The tasks:
1. From the review of the Bleu Bohème restaurant below, list the dishes of the French bourgeois repertory that it names as typical of the English-language menu.
2. In the Bleu Bohème review below, what did neighborhood residents report was the only way to guarantee a reservation?
3. Proceed with the review of the Bleu Bohème restaurant below, carrying it on from its final sentence.
═══ Text ═══
For an upscale neighborhood (the mayor and the outgoing superintendent of schools are residents), Kensington is oddly poor in restaurants, so it's little wonder that Bleu Bohème has drawn crowds since opening day. The room is just right for a bistro: blue walls with wood beams and some limestone rock sheathing, rustic wooden tables with dripping candles, a large, loud bar, and a streetside patio wrapped around the front and one side. According to many blogs, one of the original waitresses on the patio was utterly clueless; Beltran says she's gone. I've also heard from neighborhood residents that the only way they could guarantee a reservation was by showing up in person to make sure the hostess wrote it down in her book. I think Bleu is probably past that stage now, too. (The pattern is familiar from the early days at Vagabond, which suffered the same insouciant chaos for its first two or three months.) And given the painful noise level at Vagabond, now nearly replicated at Bleu Bohème, it's obvious that Beltran actually likes an ambient din to create a party atmosphere. What can I say but "oy vey!" and take two aspirins when I get home.

The restaurant's popularity overamped my expectations compared to what I actually tasted there. The same metaphor that I applied to Vagabond comes to mind for Bleu: It's not exactly that the emperor has no clothes, nor even that the prince is waltzing around in his wife beater and tightie-whities -- it's more that the marquis is holding court wearing board shorts and a raggedy old Kiss tee.

The menu reminds me of a snooty custom of certain midpriced Parisian restaurants: They segregate all Americans into a dining room separate from the Europeans and furnish an English-language menu devoted to the most banal dishes of the French bourgeois repertory -- steak frites, coq au vin, canard à l'orange, boeuf bourguignonne, rack of lamb, etc. -- the very dishes that typical neighborhood French restaurants in America have always offered on their cookie-cutter menus. If, when seated in the Parisian "Yankee room" you ask (in passable French) for the French menu, you find it's utterly different and much more interesting, and if you order from it, the waiter will cast you a look of faint apology, as if to say, "I regret we didn't realize earlier that you were a civilized person, we might have let you sit with the grownups." Bleu Bohème has something close to that ubiquitous neighborhood-French menu, like Beltran's earlier La Vache, Encinitas's La Bonne Bouffe, and so many others that we all grew up with -- except (alas) there's no duck on it.
═══ Data supplied ═══
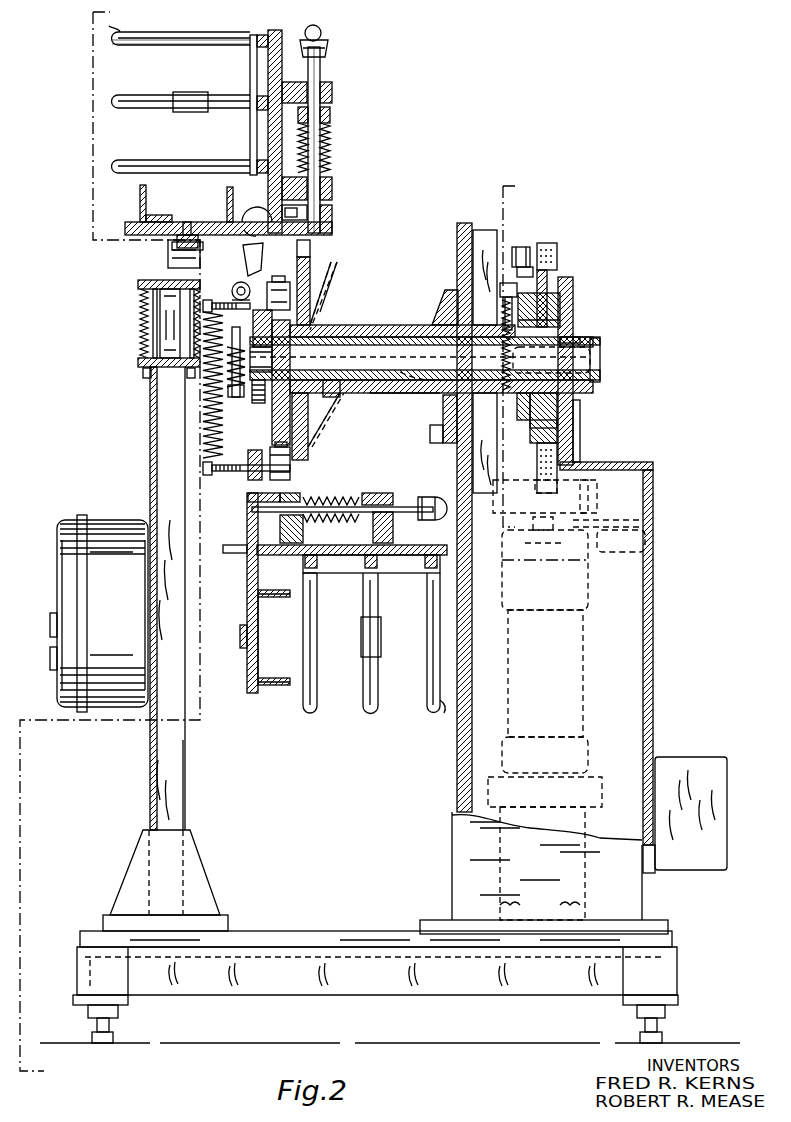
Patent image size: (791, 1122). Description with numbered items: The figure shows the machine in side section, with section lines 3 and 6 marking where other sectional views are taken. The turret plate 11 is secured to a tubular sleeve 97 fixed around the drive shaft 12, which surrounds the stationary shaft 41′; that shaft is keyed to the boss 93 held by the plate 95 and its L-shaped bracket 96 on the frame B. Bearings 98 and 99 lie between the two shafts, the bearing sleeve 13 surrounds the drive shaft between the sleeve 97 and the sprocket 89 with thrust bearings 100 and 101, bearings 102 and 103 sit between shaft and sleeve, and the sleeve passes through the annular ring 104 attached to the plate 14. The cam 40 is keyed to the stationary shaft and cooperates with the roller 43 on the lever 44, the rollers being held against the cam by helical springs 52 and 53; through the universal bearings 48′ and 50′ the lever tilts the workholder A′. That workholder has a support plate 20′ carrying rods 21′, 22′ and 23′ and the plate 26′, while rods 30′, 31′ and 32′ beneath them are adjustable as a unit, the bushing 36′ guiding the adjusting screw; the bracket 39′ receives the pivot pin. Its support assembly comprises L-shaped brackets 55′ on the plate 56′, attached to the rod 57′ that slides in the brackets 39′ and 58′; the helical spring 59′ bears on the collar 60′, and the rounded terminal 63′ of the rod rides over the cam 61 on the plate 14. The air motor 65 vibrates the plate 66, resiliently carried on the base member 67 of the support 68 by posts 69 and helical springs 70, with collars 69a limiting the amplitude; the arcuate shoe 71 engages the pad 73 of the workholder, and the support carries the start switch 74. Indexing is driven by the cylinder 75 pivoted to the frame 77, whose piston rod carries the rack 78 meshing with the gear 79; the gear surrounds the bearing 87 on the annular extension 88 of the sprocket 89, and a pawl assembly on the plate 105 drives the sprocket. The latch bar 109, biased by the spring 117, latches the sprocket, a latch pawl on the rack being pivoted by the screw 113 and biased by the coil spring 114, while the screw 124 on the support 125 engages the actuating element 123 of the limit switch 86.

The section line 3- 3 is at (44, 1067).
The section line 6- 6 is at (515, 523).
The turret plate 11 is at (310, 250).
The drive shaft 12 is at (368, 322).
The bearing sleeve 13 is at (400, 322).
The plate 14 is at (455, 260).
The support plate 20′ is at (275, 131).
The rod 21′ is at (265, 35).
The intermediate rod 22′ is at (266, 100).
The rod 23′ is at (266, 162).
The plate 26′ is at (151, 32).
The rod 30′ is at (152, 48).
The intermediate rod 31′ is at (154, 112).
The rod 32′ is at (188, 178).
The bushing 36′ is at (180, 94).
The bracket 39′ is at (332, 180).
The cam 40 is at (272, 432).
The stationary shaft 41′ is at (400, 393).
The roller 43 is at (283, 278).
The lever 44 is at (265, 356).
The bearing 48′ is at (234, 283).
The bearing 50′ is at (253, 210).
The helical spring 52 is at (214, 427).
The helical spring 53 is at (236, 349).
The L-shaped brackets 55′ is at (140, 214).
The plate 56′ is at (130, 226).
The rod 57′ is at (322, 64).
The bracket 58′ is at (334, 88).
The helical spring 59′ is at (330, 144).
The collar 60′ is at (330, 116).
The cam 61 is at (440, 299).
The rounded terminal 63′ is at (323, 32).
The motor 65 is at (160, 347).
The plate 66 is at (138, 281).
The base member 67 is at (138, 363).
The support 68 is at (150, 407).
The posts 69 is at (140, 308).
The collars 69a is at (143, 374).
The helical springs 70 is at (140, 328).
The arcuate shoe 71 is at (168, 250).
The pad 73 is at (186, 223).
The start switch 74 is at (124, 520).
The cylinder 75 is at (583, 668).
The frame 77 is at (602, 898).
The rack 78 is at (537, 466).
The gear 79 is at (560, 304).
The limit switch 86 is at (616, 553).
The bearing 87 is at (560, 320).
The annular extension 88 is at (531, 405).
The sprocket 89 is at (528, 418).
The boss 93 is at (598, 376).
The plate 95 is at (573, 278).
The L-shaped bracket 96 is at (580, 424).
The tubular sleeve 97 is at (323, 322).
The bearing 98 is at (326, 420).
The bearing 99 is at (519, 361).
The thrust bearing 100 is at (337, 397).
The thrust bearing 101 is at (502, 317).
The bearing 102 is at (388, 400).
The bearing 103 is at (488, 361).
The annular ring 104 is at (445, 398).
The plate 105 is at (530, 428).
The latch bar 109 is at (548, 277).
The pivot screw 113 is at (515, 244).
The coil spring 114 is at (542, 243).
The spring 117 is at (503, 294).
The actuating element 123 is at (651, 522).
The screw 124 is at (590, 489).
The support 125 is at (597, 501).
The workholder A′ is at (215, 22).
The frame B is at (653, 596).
═══
In response:
1. steak frites, coq au vin, canard à l'orange, boeuf bourguignonne, rack of lamb

2. They had to show up in person to make sure the hostess wrote it down in her book.

3.
An old-fashioned menu isn't necessarily a disaster (although I prefer more adventurous choices); it depends on how well that menu is prepared. Bleu Bohème does offer a few specials every evening, but the evening I ate there, none were interesting to me or my posse. We started instead with classic escargots, snails in parsley-garlic butter. They were flawless, if a bit hard to eat: the snail meats were pushed deep into the large shells, which offered them protection from overcooking but made it difficult to extract them, even with the proper petite fork. I've heard from my friends Dave and Marty (who vacation frequently in France) that the onion soup is another fine starter, if you love onion soup (which I don't, je regrette), a startlingly sweet rendition made with honest beef consommé. (On the other hand, they were thoroughly disillusioned by the lunch entrée of salade Niçoise. I trust their palates. You should, too.)

A plateau des cochonailles ("pig things platter," alias charcuterie) was disappointing. I was hoping for a sampling of house-made pâtés, terrines, etc. Instead, the array was dominated by purchased deli meat slices of no compelling excitement or quality (salami, prosciutto, etc.), plus the usual cornichons and pickled onions. There were only two house-made treats -- a fine country-style pork paté and a tiny, marble-size ball of something pinky-brown and soft that I couldn't quite identify. When I phoned and asked, it turned out to be a mousse. Who could hang a name on it, based on such a minuscule portion? One bite and it's good-bye, ruby Mousse-Day.

Calamari frits (deep-fried calamari) were crisp and tender and came with two amiable dips: a Provençale rouille (red pepper aioli) and a clean, herbal housemade tartar sauce. Good, not riveting. Ditto moules marinière, small black mussels steamed in white wine and basil, with narrow, salty herbed fries on the side, already cooled to tepid upon arrival. Nice, well cooked, a yawn. (My mind wandered back to compare these dishes with the previous night's appetizers at Kensington Grill, where the calamari was spicy-fine and the mussels were in a ravishing coconut milk broth.) I think of France as the land that invented flavor -- so where's the flavor?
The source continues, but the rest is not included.